** begin **

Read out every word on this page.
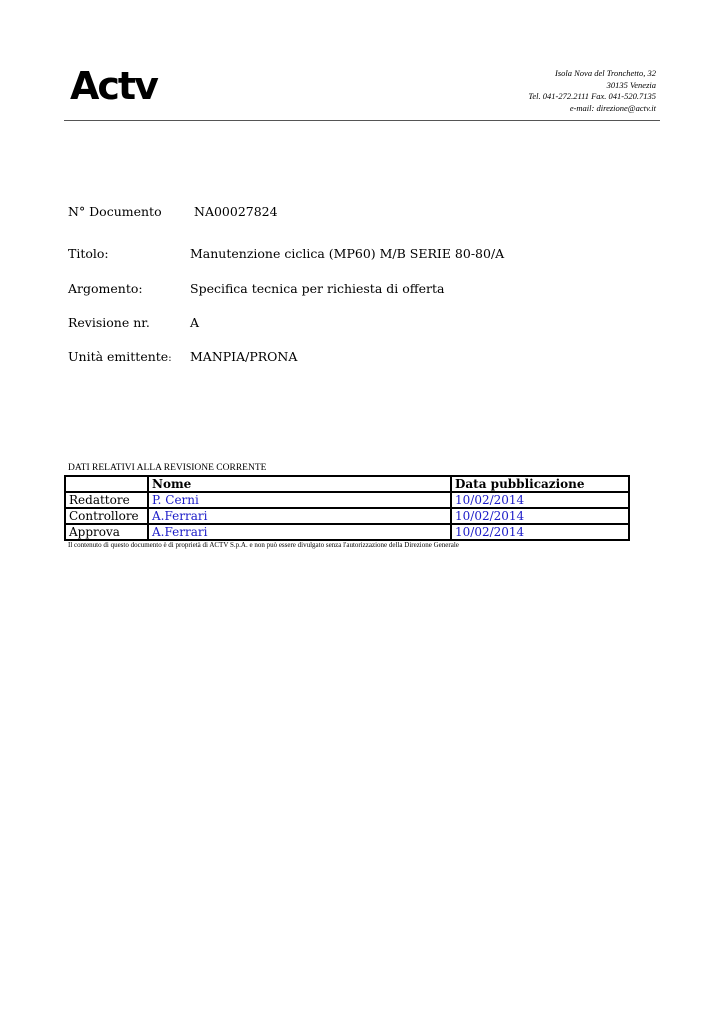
Actv	Isola Nova del Tronchetto, 32
30135 Venezia
Tel. 041-272.2111 Fax. 041-520.7135
e-mail: direzione@actv.it
N° Documento	NA00027824
Titolo:	Manutenzione ciclica (MP60) M/B SERIE 80-80/A
Argomento:	Specifica tecnica per richiesta di offerta
Revisione nr.	A
Unità emittente: MANPIA/PRONA
DATI RELATIVI ALLA REVISIONE CORRENTE
	Nome	Data pubblicazione
Redattore	P. Cerni	10/02/2014
Controllore	A.Ferrari	10/02/2014
Approva	A.Ferrari	10/02/2014
Il contenuto di questo documento è di proprietà di ACTV S.p.A. e non può essere divulgato senza l'autorizzazione della Direzione Generale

** end **

### Directions for this task
Show all lines above holding "Ferrari".

### Solution to the exercise
Controllore	A.Ferrari	10/02/2014
Approva	A.Ferrari	10/02/2014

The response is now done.